- Rows:

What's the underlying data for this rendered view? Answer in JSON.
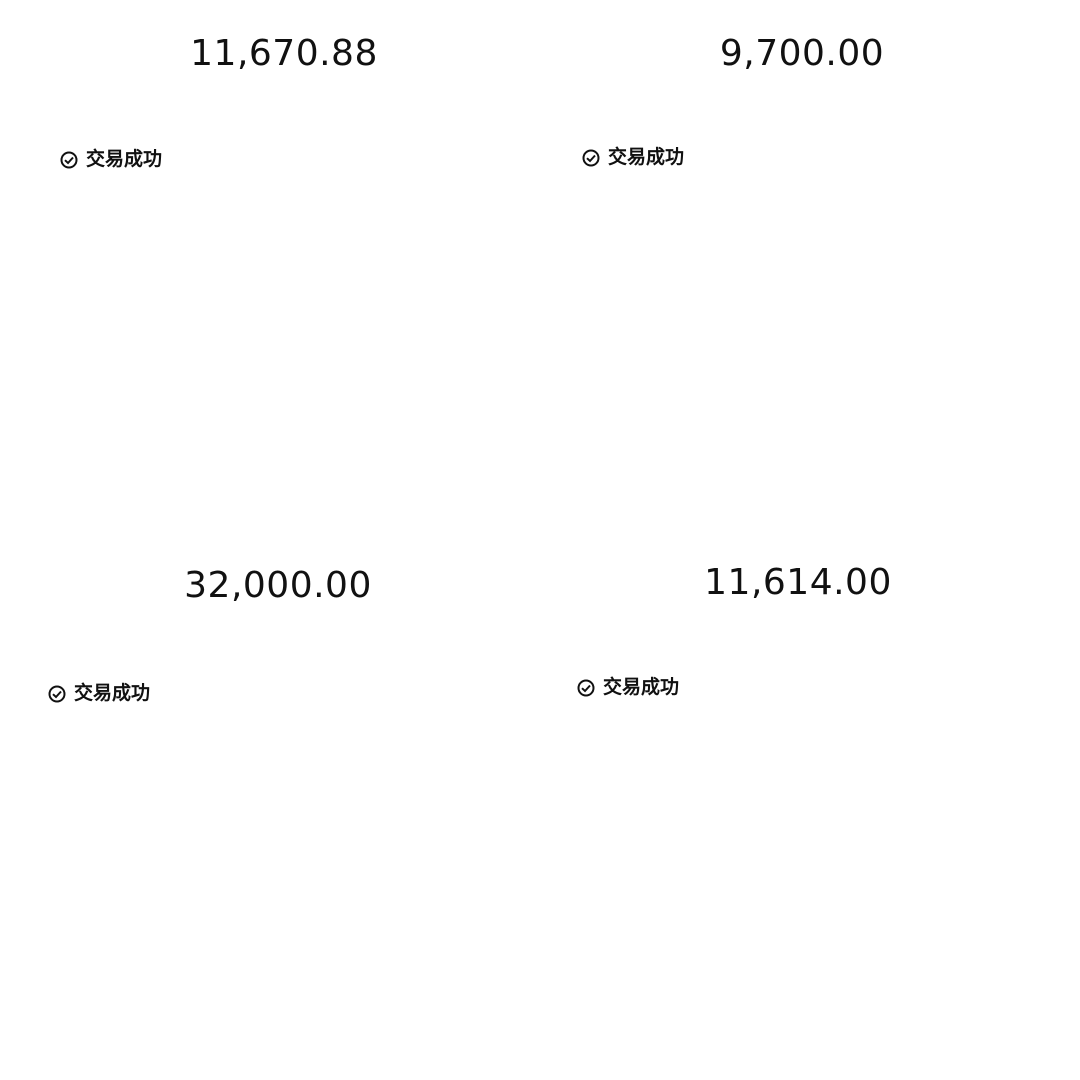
{
  "transactions": [
    {
      "amount": "11,670.88",
      "status": "交易成功",
      "status_icon": "success-check-icon"
    },
    {
      "amount": "9,700.00",
      "status": "交易成功",
      "status_icon": "success-check-icon"
    },
    {
      "amount": "32,000.00",
      "status": "交易成功",
      "status_icon": "success-check-icon"
    },
    {
      "amount": "11,614.00",
      "status": "交易成功",
      "status_icon": "success-check-icon"
    }
  ],
  "colors": {
    "text": "#111111",
    "background": "#ffffff"
  }
}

- Task description: Transcribe the full listing character for character. Pictures are excluded.

- Exercise output:
What's the underlying data for this rendered view? Answer in JSON.
{
  "transactions": [
    {
      "amount": "11,670.88",
      "status": "交易成功",
      "status_icon": "success-check-icon"
    },
    {
      "amount": "9,700.00",
      "status": "交易成功",
      "status_icon": "success-check-icon"
    },
    {
      "amount": "32,000.00",
      "status": "交易成功",
      "status_icon": "success-check-icon"
    },
    {
      "amount": "11,614.00",
      "status": "交易成功",
      "status_icon": "success-check-icon"
    }
  ],
  "colors": {
    "text": "#111111",
    "background": "#ffffff"
  }
}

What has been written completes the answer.